> **Exercise goal**
Look for the line containing "Transcribe the text in this document." in the listing below. Retype that line and every subsequent line through the last one, and only those.

> **Information provided**
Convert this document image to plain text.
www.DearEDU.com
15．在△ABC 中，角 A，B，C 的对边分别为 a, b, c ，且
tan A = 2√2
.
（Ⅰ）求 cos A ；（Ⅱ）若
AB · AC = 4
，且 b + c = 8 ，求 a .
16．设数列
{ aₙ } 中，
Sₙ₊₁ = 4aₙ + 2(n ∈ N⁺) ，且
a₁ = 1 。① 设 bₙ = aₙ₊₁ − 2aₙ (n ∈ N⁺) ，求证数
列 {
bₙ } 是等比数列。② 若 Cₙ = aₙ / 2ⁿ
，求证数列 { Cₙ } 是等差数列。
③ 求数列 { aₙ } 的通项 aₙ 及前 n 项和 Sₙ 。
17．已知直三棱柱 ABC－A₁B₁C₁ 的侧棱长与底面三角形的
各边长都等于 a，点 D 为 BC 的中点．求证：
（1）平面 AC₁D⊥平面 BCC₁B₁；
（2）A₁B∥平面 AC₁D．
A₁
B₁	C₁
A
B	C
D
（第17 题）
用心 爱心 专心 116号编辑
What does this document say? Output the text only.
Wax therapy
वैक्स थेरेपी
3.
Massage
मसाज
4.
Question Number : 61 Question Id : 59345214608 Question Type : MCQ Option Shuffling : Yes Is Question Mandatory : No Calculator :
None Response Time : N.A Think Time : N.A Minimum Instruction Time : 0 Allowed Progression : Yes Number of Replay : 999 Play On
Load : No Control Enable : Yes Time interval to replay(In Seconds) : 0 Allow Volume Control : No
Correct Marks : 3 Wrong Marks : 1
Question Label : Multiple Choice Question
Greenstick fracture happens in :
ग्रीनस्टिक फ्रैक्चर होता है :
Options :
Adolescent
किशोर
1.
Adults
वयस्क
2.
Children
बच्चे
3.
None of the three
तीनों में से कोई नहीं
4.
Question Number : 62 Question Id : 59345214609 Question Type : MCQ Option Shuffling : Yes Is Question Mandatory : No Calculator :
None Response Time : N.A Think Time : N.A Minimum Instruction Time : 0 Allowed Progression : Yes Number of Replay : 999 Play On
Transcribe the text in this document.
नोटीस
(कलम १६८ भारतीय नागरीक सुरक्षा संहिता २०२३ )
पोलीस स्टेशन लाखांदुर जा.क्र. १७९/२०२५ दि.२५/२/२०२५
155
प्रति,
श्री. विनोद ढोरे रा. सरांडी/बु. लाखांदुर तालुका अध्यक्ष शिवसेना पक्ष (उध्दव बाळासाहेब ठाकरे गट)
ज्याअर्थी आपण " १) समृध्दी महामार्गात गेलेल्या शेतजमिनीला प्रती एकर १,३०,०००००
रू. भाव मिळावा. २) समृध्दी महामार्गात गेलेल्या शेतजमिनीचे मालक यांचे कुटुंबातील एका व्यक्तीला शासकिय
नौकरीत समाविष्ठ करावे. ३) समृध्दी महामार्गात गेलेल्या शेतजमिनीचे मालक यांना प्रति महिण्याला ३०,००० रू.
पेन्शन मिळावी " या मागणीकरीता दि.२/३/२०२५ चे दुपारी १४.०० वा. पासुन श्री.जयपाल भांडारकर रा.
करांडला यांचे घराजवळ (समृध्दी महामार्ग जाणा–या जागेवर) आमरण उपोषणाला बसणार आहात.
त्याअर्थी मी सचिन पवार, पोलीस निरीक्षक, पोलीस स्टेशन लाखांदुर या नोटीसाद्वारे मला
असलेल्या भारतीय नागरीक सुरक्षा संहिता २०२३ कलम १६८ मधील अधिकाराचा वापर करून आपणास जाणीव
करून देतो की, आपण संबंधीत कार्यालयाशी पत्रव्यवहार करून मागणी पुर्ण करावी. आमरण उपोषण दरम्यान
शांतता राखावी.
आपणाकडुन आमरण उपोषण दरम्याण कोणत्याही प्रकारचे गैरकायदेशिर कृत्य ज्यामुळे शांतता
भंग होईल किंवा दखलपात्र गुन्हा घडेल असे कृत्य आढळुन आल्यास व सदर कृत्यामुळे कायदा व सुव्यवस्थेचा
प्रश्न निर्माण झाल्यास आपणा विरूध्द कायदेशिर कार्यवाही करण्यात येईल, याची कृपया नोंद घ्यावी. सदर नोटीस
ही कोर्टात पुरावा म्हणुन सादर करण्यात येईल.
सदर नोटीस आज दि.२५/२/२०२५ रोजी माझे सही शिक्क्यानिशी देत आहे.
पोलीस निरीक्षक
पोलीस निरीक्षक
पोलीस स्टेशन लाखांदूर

> **Task result**
Transcribe the text in this document.
नोटीस
(कलम १६८ भारतीय नागरीक सुरक्षा संहिता २०२३ )
पोलीस स्टेशन लाखांदुर जा.क्र. १७९/२०२५ दि.२५/२/२०२५
155
प्रति,
श्री. विनोद ढोरे रा. सरांडी/बु. लाखांदुर तालुका अध्यक्ष शिवसेना पक्ष (उध्दव बाळासाहेब ठाकरे गट)
ज्याअर्थी आपण " १) समृध्दी महामार्गात गेलेल्या शेतजमिनीला प्रती एकर १,३०,०००००
रू. भाव मिळावा. २) समृध्दी महामार्गात गेलेल्या शेतजमिनीचे मालक यांचे कुटुंबातील एका व्यक्तीला शासकिय
नौकरीत समाविष्ठ करावे. ३) समृध्दी महामार्गात गेलेल्या शेतजमिनीचे मालक यांना प्रति महिण्याला ३०,००० रू.
पेन्शन मिळावी " या मागणीकरीता दि.२/३/२०२५ चे दुपारी १४.०० वा. पासुन श्री.जयपाल भांडारकर रा.
करांडला यांचे घराजवळ (समृध्दी महामार्ग जाणा–या जागेवर) आमरण उपोषणाला बसणार आहात.
त्याअर्थी मी सचिन पवार, पोलीस निरीक्षक, पोलीस स्टेशन लाखांदुर या नोटीसाद्वारे मला
असलेल्या भारतीय नागरीक सुरक्षा संहिता २०२३ कलम १६८ मधील अधिकाराचा वापर करून आपणास जाणीव
करून देतो की, आपण संबंधीत कार्यालयाशी पत्रव्यवहार करून मागणी पुर्ण करावी. आमरण उपोषण दरम्यान
शांतता राखावी.
आपणाकडुन आमरण उपोषण दरम्याण कोणत्याही प्रकारचे गैरकायदेशिर कृत्य ज्यामुळे शांतता
भंग होईल किंवा दखलपात्र गुन्हा घडेल असे कृत्य आढळुन आल्यास व सदर कृत्यामुळे कायदा व सुव्यवस्थेचा
प्रश्न निर्माण झाल्यास आपणा विरूध्द कायदेशिर कार्यवाही करण्यात येईल, याची कृपया नोंद घ्यावी. सदर नोटीस
ही कोर्टात पुरावा म्हणुन सादर करण्यात येईल.
सदर नोटीस आज दि.२५/२/२०२५ रोजी माझे सही शिक्क्यानिशी देत आहे.
पोलीस निरीक्षक
पोलीस निरीक्षक
पोलीस स्टेशन लाखांदूर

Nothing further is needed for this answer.